▶ Collected data entries:
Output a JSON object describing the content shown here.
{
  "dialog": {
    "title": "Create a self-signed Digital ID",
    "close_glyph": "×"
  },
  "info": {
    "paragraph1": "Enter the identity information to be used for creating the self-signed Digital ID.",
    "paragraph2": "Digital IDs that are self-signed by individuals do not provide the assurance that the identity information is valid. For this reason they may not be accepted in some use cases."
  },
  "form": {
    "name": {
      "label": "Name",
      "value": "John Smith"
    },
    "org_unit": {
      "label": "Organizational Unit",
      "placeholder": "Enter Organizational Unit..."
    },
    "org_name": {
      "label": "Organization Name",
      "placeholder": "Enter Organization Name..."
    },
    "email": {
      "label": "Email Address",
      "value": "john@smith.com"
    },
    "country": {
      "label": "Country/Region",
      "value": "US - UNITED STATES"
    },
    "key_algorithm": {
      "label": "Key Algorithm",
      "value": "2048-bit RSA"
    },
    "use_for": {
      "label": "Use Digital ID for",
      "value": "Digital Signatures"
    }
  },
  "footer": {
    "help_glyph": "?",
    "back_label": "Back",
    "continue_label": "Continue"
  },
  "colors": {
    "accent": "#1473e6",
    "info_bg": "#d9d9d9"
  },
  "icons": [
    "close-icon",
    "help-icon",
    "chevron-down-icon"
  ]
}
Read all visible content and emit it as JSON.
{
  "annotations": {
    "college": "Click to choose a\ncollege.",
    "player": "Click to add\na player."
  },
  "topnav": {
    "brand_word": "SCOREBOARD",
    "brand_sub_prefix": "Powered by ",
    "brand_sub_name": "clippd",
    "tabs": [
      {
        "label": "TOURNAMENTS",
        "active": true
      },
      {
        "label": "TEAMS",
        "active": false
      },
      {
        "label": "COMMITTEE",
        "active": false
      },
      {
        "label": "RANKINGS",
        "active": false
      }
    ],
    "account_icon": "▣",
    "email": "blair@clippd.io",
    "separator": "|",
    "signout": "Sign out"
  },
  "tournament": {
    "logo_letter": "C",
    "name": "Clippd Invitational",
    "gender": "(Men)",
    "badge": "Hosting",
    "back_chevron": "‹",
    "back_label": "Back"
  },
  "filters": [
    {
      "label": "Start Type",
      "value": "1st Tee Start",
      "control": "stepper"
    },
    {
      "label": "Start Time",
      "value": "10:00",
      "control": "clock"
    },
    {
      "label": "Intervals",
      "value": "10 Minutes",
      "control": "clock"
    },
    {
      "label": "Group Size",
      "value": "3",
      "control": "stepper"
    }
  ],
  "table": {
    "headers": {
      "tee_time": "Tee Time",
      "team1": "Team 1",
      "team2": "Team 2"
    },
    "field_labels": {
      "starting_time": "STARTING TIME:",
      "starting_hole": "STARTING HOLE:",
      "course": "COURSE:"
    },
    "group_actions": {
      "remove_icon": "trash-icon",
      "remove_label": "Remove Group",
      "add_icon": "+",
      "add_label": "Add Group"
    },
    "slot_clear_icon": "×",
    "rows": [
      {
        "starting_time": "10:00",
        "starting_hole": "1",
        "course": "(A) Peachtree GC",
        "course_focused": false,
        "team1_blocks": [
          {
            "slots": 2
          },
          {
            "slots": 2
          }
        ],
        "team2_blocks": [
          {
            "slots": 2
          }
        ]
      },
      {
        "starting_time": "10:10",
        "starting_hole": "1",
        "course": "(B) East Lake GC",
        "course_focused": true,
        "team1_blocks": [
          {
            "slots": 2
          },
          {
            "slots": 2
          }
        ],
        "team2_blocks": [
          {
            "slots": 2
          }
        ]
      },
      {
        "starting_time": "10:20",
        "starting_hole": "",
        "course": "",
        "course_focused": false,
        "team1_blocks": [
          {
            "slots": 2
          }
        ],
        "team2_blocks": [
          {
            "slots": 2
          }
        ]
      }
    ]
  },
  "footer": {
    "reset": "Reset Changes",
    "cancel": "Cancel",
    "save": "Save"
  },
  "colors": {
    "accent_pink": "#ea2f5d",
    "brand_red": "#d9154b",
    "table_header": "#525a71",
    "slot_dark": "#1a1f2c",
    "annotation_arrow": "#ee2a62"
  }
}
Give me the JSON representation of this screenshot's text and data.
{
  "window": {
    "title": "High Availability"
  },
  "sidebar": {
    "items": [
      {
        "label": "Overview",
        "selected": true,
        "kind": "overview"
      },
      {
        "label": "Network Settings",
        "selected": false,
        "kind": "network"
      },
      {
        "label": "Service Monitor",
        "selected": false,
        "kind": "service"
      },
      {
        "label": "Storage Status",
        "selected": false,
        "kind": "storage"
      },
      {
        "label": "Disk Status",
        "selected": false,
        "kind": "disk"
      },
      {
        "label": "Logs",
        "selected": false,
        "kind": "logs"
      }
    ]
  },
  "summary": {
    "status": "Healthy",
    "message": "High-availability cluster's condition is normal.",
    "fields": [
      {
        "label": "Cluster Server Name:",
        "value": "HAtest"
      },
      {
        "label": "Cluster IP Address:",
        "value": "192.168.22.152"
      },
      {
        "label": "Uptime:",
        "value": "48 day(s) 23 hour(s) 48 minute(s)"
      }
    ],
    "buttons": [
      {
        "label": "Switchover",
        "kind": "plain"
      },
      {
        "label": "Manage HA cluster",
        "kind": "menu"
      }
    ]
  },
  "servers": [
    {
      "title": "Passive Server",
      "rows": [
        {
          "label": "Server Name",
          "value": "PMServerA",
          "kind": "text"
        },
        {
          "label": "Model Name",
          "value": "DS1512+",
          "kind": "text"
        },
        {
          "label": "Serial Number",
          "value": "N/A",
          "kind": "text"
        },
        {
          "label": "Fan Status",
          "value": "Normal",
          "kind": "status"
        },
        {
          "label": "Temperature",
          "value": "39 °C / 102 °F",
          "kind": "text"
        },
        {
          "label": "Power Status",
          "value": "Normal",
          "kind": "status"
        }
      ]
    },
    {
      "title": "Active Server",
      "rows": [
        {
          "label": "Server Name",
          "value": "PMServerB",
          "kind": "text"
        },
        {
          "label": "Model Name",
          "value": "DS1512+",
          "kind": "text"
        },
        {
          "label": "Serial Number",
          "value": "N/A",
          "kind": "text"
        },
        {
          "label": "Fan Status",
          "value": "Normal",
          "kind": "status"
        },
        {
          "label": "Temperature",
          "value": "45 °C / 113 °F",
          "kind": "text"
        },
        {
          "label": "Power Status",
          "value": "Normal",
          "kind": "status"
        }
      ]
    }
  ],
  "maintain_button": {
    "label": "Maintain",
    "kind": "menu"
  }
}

▶ Set exercise: Transcribe every entry verbatim.

▶ Answer below:
Output a JSON object describing the content shown here.
{
  "dialog": {
    "title": "Create a self-signed Digital ID",
    "close_glyph": "×"
  },
  "info": {
    "paragraph1": "Enter the identity information to be used for creating the self-signed Digital ID.",
    "paragraph2": "Digital IDs that are self-signed by individuals do not provide the assurance that the identity information is valid. For this reason they may not be accepted in some use cases."
  },
  "form": {
    "name": {
      "label": "Name",
      "value": "John Smith"
    },
    "org_unit": {
      "label": "Organizational Unit",
      "placeholder": "Enter Organizational Unit..."
    },
    "org_name": {
      "label": "Organization Name",
      "placeholder": "Enter Organization Name..."
    },
    "email": {
      "label": "Email Address",
      "value": "john@smith.com"
    },
    "country": {
      "label": "Country/Region",
      "value": "US - UNITED STATES"
    },
    "key_algorithm": {
      "label": "Key Algorithm",
      "value": "2048-bit RSA"
    },
    "use_for": {
      "label": "Use Digital ID for",
      "value": "Digital Signatures"
    }
  },
  "footer": {
    "help_glyph": "?",
    "back_label": "Back",
    "continue_label": "Continue"
  },
  "colors": {
    "accent": "#1473e6",
    "info_bg": "#d9d9d9"
  },
  "icons": [
    "close-icon",
    "help-icon",
    "chevron-down-icon"
  ]
}
Read all visible content and emit it as JSON.
{
  "annotations": {
    "college": "Click to choose a\ncollege.",
    "player": "Click to add\na player."
  },
  "topnav": {
    "brand_word": "SCOREBOARD",
    "brand_sub_prefix": "Powered by ",
    "brand_sub_name": "clippd",
    "tabs": [
      {
        "label": "TOURNAMENTS",
        "active": true
      },
      {
        "label": "TEAMS",
        "active": false
      },
      {
        "label": "COMMITTEE",
        "active": false
      },
      {
        "label": "RANKINGS",
        "active": false
      }
    ],
    "account_icon": "▣",
    "email": "blair@clippd.io",
    "separator": "|",
    "signout": "Sign out"
  },
  "tournament": {
    "logo_letter": "C",
    "name": "Clippd Invitational",
    "gender": "(Men)",
    "badge": "Hosting",
    "back_chevron": "‹",
    "back_label": "Back"
  },
  "filters": [
    {
      "label": "Start Type",
      "value": "1st Tee Start",
      "control": "stepper"
    },
    {
      "label": "Start Time",
      "value": "10:00",
      "control": "clock"
    },
    {
      "label": "Intervals",
      "value": "10 Minutes",
      "control": "clock"
    },
    {
      "label": "Group Size",
      "value": "3",
      "control": "stepper"
    }
  ],
  "table": {
    "headers": {
      "tee_time": "Tee Time",
      "team1": "Team 1",
      "team2": "Team 2"
    },
    "field_labels": {
      "starting_time": "STARTING TIME:",
      "starting_hole": "STARTING HOLE:",
      "course": "COURSE:"
    },
    "group_actions": {
      "remove_icon": "trash-icon",
      "remove_label": "Remove Group",
      "add_icon": "+",
      "add_label": "Add Group"
    },
    "slot_clear_icon": "×",
    "rows": [
      {
        "starting_time": "10:00",
        "starting_hole": "1",
        "course": "(A) Peachtree GC",
        "course_focused": false,
        "team1_blocks": [
          {
            "slots": 2
          },
          {
            "slots": 2
          }
        ],
        "team2_blocks": [
          {
            "slots": 2
          }
        ]
      },
      {
        "starting_time": "10:10",
        "starting_hole": "1",
        "course": "(B) East Lake GC",
        "course_focused": true,
        "team1_blocks": [
          {
            "slots": 2
          },
          {
            "slots": 2
          }
        ],
        "team2_blocks": [
          {
            "slots": 2
          }
        ]
      },
      {
        "starting_time": "10:20",
        "starting_hole": "",
        "course": "",
        "course_focused": false,
        "team1_blocks": [
          {
            "slots": 2
          }
        ],
        "team2_blocks": [
          {
            "slots": 2
          }
        ]
      }
    ]
  },
  "footer": {
    "reset": "Reset Changes",
    "cancel": "Cancel",
    "save": "Save"
  },
  "colors": {
    "accent_pink": "#ea2f5d",
    "brand_red": "#d9154b",
    "table_header": "#525a71",
    "slot_dark": "#1a1f2c",
    "annotation_arrow": "#ee2a62"
  }
}
Give me the JSON representation of this screenshot's text and data.
{
  "window": {
    "title": "High Availability"
  },
  "sidebar": {
    "items": [
      {
        "label": "Overview",
        "selected": true,
        "kind": "overview"
      },
      {
        "label": "Network Settings",
        "selected": false,
        "kind": "network"
      },
      {
        "label": "Service Monitor",
        "selected": false,
        "kind": "service"
      },
      {
        "label": "Storage Status",
        "selected": false,
        "kind": "storage"
      },
      {
        "label": "Disk Status",
        "selected": false,
        "kind": "disk"
      },
      {
        "label": "Logs",
        "selected": false,
        "kind": "logs"
      }
    ]
  },
  "summary": {
    "status": "Healthy",
    "message": "High-availability cluster's condition is normal.",
    "fields": [
      {
        "label": "Cluster Server Name:",
        "value": "HAtest"
      },
      {
        "label": "Cluster IP Address:",
        "value": "192.168.22.152"
      },
      {
        "label": "Uptime:",
        "value": "48 day(s) 23 hour(s) 48 minute(s)"
      }
    ],
    "buttons": [
      {
        "label": "Switchover",
        "kind": "plain"
      },
      {
        "label": "Manage HA cluster",
        "kind": "menu"
      }
    ]
  },
  "servers": [
    {
      "title": "Passive Server",
      "rows": [
        {
          "label": "Server Name",
          "value": "PMServerA",
          "kind": "text"
        },
        {
          "label": "Model Name",
          "value": "DS1512+",
          "kind": "text"
        },
        {
          "label": "Serial Number",
          "value": "N/A",
          "kind": "text"
        },
        {
          "label": "Fan Status",
          "value": "Normal",
          "kind": "status"
        },
        {
          "label": "Temperature",
          "value": "39 °C / 102 °F",
          "kind": "text"
        },
        {
          "label": "Power Status",
          "value": "Normal",
          "kind": "status"
        }
      ]
    },
    {
      "title": "Active Server",
      "rows": [
        {
          "label": "Server Name",
          "value": "PMServerB",
          "kind": "text"
        },
        {
          "label": "Model Name",
          "value": "DS1512+",
          "kind": "text"
        },
        {
          "label": "Serial Number",
          "value": "N/A",
          "kind": "text"
        },
        {
          "label": "Fan Status",
          "value": "Normal",
          "kind": "status"
        },
        {
          "label": "Temperature",
          "value": "45 °C / 113 °F",
          "kind": "text"
        },
        {
          "label": "Power Status",
          "value": "Normal",
          "kind": "status"
        }
      ]
    }
  ],
  "maintain_button": {
    "label": "Maintain",
    "kind": "menu"
  }
}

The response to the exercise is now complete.